What you need to do> Below is a listing to transcribe in full and exactly; keep the pictures out.

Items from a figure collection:
★ ★ ★ ★ ★

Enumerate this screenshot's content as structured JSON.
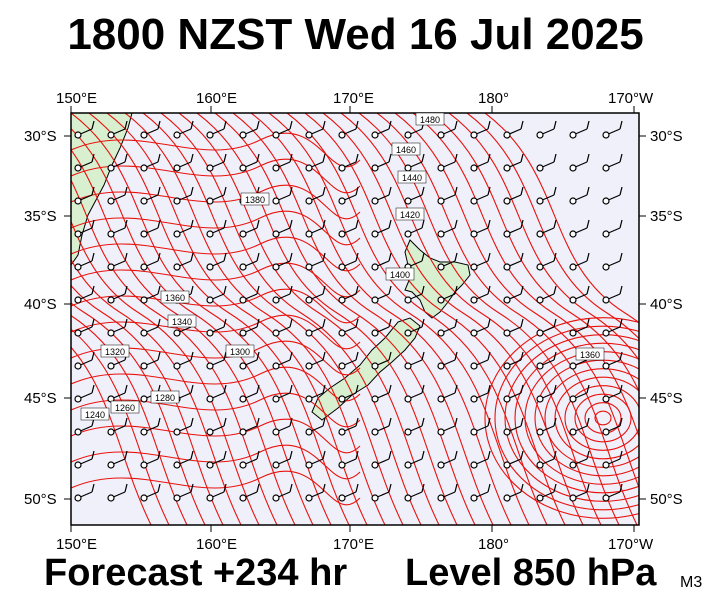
{
  "header": {
    "title": "1800 NZST Wed 16 Jul 2025"
  },
  "footer": {
    "forecast": "Forecast +234 hr",
    "level": "Level 850 hPa",
    "model": "M3"
  },
  "axes": {
    "lon_labels": [
      "150°E",
      "160°E",
      "170°E",
      "180°",
      "170°W"
    ],
    "lat_labels": [
      "30°S",
      "35°S",
      "40°S",
      "45°S",
      "50°S"
    ]
  },
  "contour_labels": [
    "1480",
    "1460",
    "1440",
    "1420",
    "1400",
    "1380",
    "1360",
    "1340",
    "1320",
    "1300",
    "1280",
    "1260",
    "1240",
    "1360"
  ],
  "colors": {
    "contour": "#e8120c",
    "ocean": "#f0f0fb",
    "land": "#d8f0d0",
    "coast": "#000000"
  },
  "chart_data": {
    "type": "map",
    "projection": "lat-lon",
    "lon_range": [
      150,
      191
    ],
    "lat_range": [
      -51.5,
      -28.5
    ],
    "field": "850 hPa geopotential height (m)",
    "contour_interval": 20,
    "features": [
      "low centre near 46°S 171°W",
      "trough over New Zealand"
    ]
  }
}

★ ★ ★ ★ ★

Exercise solution>
Enumerate this screenshot's content as structured JSON.
{
  "header": {
    "title": "1800 NZST Wed 16 Jul 2025"
  },
  "footer": {
    "forecast": "Forecast +234 hr",
    "level": "Level 850 hPa",
    "model": "M3"
  },
  "axes": {
    "lon_labels": [
      "150°E",
      "160°E",
      "170°E",
      "180°",
      "170°W"
    ],
    "lat_labels": [
      "30°S",
      "35°S",
      "40°S",
      "45°S",
      "50°S"
    ]
  },
  "contour_labels": [
    "1480",
    "1460",
    "1440",
    "1420",
    "1400",
    "1380",
    "1360",
    "1340",
    "1320",
    "1300",
    "1280",
    "1260",
    "1240",
    "1360"
  ],
  "colors": {
    "contour": "#e8120c",
    "ocean": "#f0f0fb",
    "land": "#d8f0d0",
    "coast": "#000000"
  },
  "chart_data": {
    "type": "map",
    "projection": "lat-lon",
    "lon_range": [
      150,
      191
    ],
    "lat_range": [
      -51.5,
      -28.5
    ],
    "field": "850 hPa geopotential height (m)",
    "contour_interval": 20,
    "features": [
      "low centre near 46°S 171°W",
      "trough over New Zealand"
    ]
  }
}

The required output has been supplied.